What you should do.
Across the material below, how many lines contain the word "jaune"? Give only the number.

Data records
***

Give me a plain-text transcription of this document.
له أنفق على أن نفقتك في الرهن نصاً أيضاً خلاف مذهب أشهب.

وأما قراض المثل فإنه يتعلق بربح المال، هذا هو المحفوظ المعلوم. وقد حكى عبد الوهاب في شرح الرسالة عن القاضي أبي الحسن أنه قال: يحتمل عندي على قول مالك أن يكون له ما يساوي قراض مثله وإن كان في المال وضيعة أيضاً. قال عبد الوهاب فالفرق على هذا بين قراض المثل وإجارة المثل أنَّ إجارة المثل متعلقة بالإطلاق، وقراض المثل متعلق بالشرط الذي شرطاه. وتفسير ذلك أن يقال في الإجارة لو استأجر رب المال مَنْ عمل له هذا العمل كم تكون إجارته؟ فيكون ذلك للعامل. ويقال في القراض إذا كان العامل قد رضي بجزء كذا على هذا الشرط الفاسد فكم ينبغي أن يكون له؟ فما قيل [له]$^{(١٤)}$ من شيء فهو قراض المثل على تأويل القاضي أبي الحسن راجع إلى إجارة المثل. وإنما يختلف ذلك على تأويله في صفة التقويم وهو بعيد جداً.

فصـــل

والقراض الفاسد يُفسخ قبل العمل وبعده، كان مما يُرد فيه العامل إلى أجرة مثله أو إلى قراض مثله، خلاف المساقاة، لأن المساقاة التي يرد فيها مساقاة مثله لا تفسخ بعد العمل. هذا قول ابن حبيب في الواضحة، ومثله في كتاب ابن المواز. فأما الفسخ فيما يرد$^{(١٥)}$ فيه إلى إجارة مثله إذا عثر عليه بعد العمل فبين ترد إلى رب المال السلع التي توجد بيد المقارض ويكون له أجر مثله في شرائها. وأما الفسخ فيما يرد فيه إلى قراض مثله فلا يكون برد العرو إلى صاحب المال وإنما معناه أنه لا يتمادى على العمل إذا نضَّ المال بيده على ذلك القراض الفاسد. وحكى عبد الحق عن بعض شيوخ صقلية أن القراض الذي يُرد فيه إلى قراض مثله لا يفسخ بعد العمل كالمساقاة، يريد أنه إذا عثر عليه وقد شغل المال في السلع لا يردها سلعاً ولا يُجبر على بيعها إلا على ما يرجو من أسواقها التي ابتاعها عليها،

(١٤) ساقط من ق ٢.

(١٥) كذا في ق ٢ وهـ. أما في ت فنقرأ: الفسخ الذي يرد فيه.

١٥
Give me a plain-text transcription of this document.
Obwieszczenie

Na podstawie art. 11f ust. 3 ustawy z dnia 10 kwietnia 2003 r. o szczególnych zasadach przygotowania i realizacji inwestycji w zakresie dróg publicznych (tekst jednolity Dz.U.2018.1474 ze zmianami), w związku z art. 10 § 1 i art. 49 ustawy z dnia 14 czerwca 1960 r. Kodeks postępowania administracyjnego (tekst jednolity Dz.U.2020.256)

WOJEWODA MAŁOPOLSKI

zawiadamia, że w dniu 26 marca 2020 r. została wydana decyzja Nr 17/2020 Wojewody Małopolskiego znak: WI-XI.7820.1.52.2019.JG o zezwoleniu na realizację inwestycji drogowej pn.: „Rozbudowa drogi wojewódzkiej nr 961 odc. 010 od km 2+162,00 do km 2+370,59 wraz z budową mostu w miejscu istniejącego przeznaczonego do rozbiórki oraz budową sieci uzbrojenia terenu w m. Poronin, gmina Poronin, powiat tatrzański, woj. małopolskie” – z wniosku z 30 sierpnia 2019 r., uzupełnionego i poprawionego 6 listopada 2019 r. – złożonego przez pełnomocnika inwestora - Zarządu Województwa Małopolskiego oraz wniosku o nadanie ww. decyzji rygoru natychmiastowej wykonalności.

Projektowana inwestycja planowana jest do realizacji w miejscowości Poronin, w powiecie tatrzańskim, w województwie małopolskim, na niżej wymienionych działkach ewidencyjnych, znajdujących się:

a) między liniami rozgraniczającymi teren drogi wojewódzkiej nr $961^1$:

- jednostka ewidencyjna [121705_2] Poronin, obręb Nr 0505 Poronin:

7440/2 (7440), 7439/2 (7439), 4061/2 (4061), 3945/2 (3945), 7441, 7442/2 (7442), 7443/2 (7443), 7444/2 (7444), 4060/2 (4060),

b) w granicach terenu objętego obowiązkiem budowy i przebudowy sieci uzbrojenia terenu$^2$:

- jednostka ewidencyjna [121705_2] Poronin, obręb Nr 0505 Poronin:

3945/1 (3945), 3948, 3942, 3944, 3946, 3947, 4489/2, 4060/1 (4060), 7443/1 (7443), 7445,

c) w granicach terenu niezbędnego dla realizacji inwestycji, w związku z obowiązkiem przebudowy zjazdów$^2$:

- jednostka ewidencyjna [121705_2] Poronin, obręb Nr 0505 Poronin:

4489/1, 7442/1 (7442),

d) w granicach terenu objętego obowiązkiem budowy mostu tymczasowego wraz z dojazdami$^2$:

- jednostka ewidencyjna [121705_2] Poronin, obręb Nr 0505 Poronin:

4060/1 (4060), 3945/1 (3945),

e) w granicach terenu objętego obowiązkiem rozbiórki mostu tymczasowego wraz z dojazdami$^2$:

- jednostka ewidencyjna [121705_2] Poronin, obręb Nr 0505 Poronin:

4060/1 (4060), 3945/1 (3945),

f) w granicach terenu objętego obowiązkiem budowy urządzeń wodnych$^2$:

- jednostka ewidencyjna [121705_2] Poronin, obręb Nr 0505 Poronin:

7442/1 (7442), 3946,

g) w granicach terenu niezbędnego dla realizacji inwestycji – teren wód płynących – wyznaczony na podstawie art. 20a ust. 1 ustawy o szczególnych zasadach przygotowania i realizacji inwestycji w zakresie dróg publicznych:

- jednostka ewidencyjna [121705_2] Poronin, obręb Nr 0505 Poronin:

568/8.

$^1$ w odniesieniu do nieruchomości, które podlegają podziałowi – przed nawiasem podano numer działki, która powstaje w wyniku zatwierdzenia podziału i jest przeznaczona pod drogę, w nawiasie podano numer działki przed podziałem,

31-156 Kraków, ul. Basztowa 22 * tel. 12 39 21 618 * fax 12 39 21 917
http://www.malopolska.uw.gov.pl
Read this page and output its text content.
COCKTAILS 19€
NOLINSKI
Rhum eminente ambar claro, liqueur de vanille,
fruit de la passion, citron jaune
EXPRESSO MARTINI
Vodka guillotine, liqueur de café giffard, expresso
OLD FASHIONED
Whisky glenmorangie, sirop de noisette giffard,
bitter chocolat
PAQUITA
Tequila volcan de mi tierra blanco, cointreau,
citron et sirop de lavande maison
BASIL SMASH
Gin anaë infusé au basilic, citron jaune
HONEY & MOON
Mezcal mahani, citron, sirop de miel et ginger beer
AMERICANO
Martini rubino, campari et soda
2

***

Exercise result.
2